### Work to complete
Every record must be written out once more, with nothing added or omitted.
Start Excerpted data
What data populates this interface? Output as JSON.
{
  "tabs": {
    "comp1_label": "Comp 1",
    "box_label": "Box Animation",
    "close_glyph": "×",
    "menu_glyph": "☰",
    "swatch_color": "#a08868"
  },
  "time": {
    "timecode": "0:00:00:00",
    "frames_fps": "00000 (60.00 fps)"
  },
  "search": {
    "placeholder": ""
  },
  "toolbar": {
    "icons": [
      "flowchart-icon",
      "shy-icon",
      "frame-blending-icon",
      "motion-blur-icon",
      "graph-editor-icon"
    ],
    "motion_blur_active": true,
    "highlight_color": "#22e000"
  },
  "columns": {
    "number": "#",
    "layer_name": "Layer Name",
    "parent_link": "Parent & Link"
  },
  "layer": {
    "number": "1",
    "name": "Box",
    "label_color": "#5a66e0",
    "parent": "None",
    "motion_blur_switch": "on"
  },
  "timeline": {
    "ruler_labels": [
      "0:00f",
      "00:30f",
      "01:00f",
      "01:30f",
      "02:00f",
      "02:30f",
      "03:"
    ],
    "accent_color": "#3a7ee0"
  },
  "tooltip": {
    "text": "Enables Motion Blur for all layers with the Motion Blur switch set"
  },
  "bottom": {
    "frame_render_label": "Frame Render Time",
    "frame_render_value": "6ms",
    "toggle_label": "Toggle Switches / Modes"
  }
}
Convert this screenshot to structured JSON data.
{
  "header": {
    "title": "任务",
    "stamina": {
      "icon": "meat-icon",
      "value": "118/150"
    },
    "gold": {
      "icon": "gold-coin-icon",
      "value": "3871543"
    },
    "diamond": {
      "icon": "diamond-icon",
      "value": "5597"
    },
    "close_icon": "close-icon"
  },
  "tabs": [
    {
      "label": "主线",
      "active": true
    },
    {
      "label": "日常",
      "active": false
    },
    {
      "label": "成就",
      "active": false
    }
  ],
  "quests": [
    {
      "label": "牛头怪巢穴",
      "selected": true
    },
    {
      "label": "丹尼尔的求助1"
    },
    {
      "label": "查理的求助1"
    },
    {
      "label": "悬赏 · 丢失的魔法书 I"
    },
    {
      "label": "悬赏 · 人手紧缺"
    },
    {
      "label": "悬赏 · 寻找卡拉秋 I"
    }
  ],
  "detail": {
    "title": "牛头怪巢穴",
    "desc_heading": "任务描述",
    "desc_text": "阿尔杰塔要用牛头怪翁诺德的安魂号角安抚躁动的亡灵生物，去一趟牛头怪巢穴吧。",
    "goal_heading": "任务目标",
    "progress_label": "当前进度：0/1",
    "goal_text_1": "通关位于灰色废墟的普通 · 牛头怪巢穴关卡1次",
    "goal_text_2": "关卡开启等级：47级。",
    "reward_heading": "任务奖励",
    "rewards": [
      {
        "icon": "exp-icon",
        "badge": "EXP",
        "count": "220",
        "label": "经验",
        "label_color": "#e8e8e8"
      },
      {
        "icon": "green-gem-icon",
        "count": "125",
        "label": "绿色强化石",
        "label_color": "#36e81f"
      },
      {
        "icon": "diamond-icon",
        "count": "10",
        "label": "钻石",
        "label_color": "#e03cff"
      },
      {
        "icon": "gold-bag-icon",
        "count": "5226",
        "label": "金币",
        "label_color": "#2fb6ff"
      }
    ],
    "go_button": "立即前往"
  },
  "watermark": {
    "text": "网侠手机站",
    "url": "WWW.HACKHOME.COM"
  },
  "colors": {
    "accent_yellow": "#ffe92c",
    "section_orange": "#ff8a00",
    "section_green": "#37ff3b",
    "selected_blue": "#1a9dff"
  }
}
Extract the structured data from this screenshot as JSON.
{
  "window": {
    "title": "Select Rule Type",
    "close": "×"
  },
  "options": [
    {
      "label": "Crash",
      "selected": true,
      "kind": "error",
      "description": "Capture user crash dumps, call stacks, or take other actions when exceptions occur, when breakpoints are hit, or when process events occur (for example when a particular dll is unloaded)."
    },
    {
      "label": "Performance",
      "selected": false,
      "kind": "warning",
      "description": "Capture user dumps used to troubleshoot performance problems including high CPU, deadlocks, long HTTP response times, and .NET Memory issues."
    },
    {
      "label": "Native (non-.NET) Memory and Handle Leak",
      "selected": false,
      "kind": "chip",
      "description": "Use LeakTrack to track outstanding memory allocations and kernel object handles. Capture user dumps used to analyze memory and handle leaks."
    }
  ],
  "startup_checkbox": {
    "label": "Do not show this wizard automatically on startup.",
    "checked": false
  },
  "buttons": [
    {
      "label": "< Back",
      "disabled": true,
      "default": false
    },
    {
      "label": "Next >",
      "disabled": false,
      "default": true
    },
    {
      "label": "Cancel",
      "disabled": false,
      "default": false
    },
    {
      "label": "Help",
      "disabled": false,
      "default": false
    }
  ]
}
End Excerpted data
### Solution for this task
What data populates this interface? Output as JSON.
{
  "tabs": {
    "comp1_label": "Comp 1",
    "box_label": "Box Animation",
    "close_glyph": "×",
    "menu_glyph": "☰",
    "swatch_color": "#a08868"
  },
  "time": {
    "timecode": "0:00:00:00",
    "frames_fps": "00000 (60.00 fps)"
  },
  "search": {
    "placeholder": ""
  },
  "toolbar": {
    "icons": [
      "flowchart-icon",
      "shy-icon",
      "frame-blending-icon",
      "motion-blur-icon",
      "graph-editor-icon"
    ],
    "motion_blur_active": true,
    "highlight_color": "#22e000"
  },
  "columns": {
    "number": "#",
    "layer_name": "Layer Name",
    "parent_link": "Parent & Link"
  },
  "layer": {
    "number": "1",
    "name": "Box",
    "label_color": "#5a66e0",
    "parent": "None",
    "motion_blur_switch": "on"
  },
  "timeline": {
    "ruler_labels": [
      "0:00f",
      "00:30f",
      "01:00f",
      "01:30f",
      "02:00f",
      "02:30f",
      "03:"
    ],
    "accent_color": "#3a7ee0"
  },
  "tooltip": {
    "text": "Enables Motion Blur for all layers with the Motion Blur switch set"
  },
  "bottom": {
    "frame_render_label": "Frame Render Time",
    "frame_render_value": "6ms",
    "toggle_label": "Toggle Switches / Modes"
  }
}
Convert this screenshot to structured JSON data.
{
  "header": {
    "title": "任务",
    "stamina": {
      "icon": "meat-icon",
      "value": "118/150"
    },
    "gold": {
      "icon": "gold-coin-icon",
      "value": "3871543"
    },
    "diamond": {
      "icon": "diamond-icon",
      "value": "5597"
    },
    "close_icon": "close-icon"
  },
  "tabs": [
    {
      "label": "主线",
      "active": true
    },
    {
      "label": "日常",
      "active": false
    },
    {
      "label": "成就",
      "active": false
    }
  ],
  "quests": [
    {
      "label": "牛头怪巢穴",
      "selected": true
    },
    {
      "label": "丹尼尔的求助1"
    },
    {
      "label": "查理的求助1"
    },
    {
      "label": "悬赏 · 丢失的魔法书 I"
    },
    {
      "label": "悬赏 · 人手紧缺"
    },
    {
      "label": "悬赏 · 寻找卡拉秋 I"
    }
  ],
  "detail": {
    "title": "牛头怪巢穴",
    "desc_heading": "任务描述",
    "desc_text": "阿尔杰塔要用牛头怪翁诺德的安魂号角安抚躁动的亡灵生物，去一趟牛头怪巢穴吧。",
    "goal_heading": "任务目标",
    "progress_label": "当前进度：0/1",
    "goal_text_1": "通关位于灰色废墟的普通 · 牛头怪巢穴关卡1次",
    "goal_text_2": "关卡开启等级：47级。",
    "reward_heading": "任务奖励",
    "rewards": [
      {
        "icon": "exp-icon",
        "badge": "EXP",
        "count": "220",
        "label": "经验",
        "label_color": "#e8e8e8"
      },
      {
        "icon": "green-gem-icon",
        "count": "125",
        "label": "绿色强化石",
        "label_color": "#36e81f"
      },
      {
        "icon": "diamond-icon",
        "count": "10",
        "label": "钻石",
        "label_color": "#e03cff"
      },
      {
        "icon": "gold-bag-icon",
        "count": "5226",
        "label": "金币",
        "label_color": "#2fb6ff"
      }
    ],
    "go_button": "立即前往"
  },
  "watermark": {
    "text": "网侠手机站",
    "url": "WWW.HACKHOME.COM"
  },
  "colors": {
    "accent_yellow": "#ffe92c",
    "section_orange": "#ff8a00",
    "section_green": "#37ff3b",
    "selected_blue": "#1a9dff"
  }
}
Extract the structured data from this screenshot as JSON.
{
  "window": {
    "title": "Select Rule Type",
    "close": "×"
  },
  "options": [
    {
      "label": "Crash",
      "selected": true,
      "kind": "error",
      "description": "Capture user crash dumps, call stacks, or take other actions when exceptions occur, when breakpoints are hit, or when process events occur (for example when a particular dll is unloaded)."
    },
    {
      "label": "Performance",
      "selected": false,
      "kind": "warning",
      "description": "Capture user dumps used to troubleshoot performance problems including high CPU, deadlocks, long HTTP response times, and .NET Memory issues."
    },
    {
      "label": "Native (non-.NET) Memory and Handle Leak",
      "selected": false,
      "kind": "chip",
      "description": "Use LeakTrack to track outstanding memory allocations and kernel object handles. Capture user dumps used to analyze memory and handle leaks."
    }
  ],
  "startup_checkbox": {
    "label": "Do not show this wizard automatically on startup.",
    "checked": false
  },
  "buttons": [
    {
      "label": "< Back",
      "disabled": true,
      "default": false
    },
    {
      "label": "Next >",
      "disabled": false,
      "default": true
    },
    {
      "label": "Cancel",
      "disabled": false,
      "default": false
    },
    {
      "label": "Help",
      "disabled": false,
      "default": false
    }
  ]
}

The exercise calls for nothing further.